Written task: Wherever a line below holds the word "febrero", copy that line.

Exercise inputs:
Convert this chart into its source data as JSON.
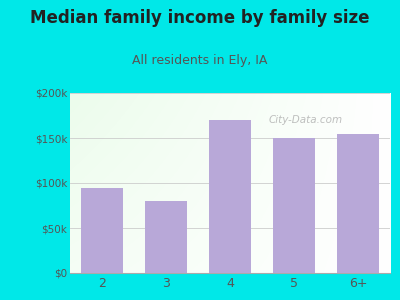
{
  "title": "Median family income by family size",
  "subtitle": "All residents in Ely, IA",
  "categories": [
    "2",
    "3",
    "4",
    "5",
    "6+"
  ],
  "values": [
    95000,
    80000,
    170000,
    150000,
    155000
  ],
  "bar_color": "#b8a8d8",
  "background_outer": "#00e8e8",
  "title_fontsize": 12,
  "subtitle_fontsize": 9,
  "title_color": "#222222",
  "subtitle_color": "#555555",
  "tick_color": "#555555",
  "watermark": "City-Data.com",
  "ylim": [
    0,
    200000
  ],
  "yticks": [
    0,
    50000,
    100000,
    150000,
    200000
  ],
  "ytick_labels": [
    "$0",
    "$50k",
    "$100k",
    "$150k",
    "$200k"
  ]
}
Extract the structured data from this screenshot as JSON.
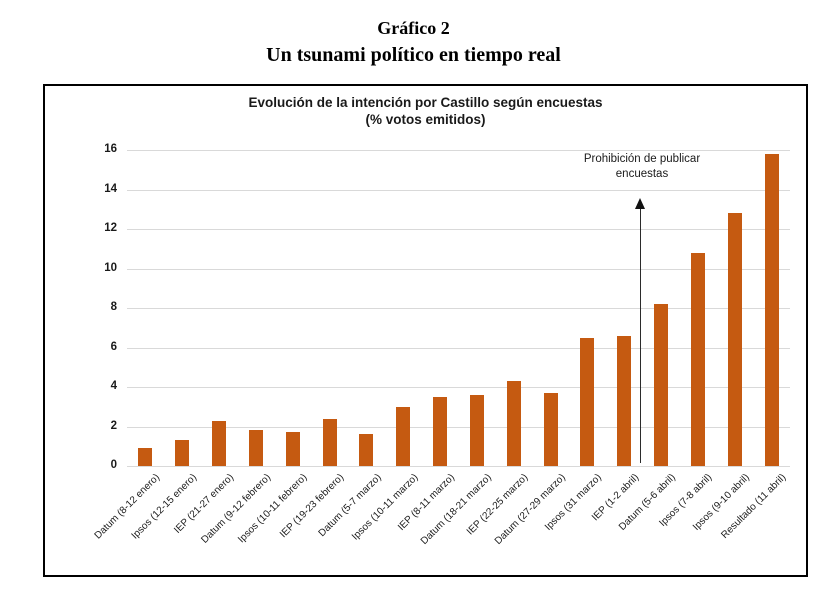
{
  "header": {
    "kicker": "Gráfico 2",
    "title": "Un tsunami político en tiempo real"
  },
  "chart_data": {
    "type": "bar",
    "title": "Evolución de la intención por Castillo según encuestas",
    "subtitle": "(% votos emitidos)",
    "categories": [
      "Datum (8-12 enero)",
      "Ipsos (12-15 enero)",
      "IEP (21-27 enero)",
      "Datum (9-12 febrero)",
      "Ipsos (10-11 febrero)",
      "IEP (19-23 febrero)",
      "Datum (5-7 marzo)",
      "Ipsos (10-11 marzo)",
      "IEP (8-11 marzo)",
      "Datum (18-21 marzo)",
      "IEP (22-25 marzo)",
      "Datum (27-29 marzo)",
      "Ipsos (31 marzo)",
      "IEP (1-2 abril)",
      "Datum (5-6 abril)",
      "Ipsos (7-8 abril)",
      "Ipsos (9-10 abril)",
      "Resultado (11 abril)"
    ],
    "values": [
      0.9,
      1.3,
      2.3,
      1.8,
      1.7,
      2.4,
      1.6,
      3.0,
      3.5,
      3.6,
      4.3,
      3.7,
      6.5,
      6.6,
      8.2,
      10.8,
      12.8,
      15.8
    ],
    "xlabel": "",
    "ylabel": "",
    "ylim": [
      0,
      16
    ],
    "ytick_step": 2,
    "grid": true,
    "legend": false,
    "bar_color": "#C55A11",
    "gridline_color": "#D9D9D9",
    "annotation": {
      "text": "Prohibición de publicar encuestas",
      "arrow_between_categories": [
        "IEP (1-2 abril)",
        "Datum (5-6 abril)"
      ],
      "arrow_direction": "up"
    }
  }
}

Solved exercise:
      "Datum (9-12 febrero)",
      "Ipsos (10-11 febrero)",
      "IEP (19-23 febrero)",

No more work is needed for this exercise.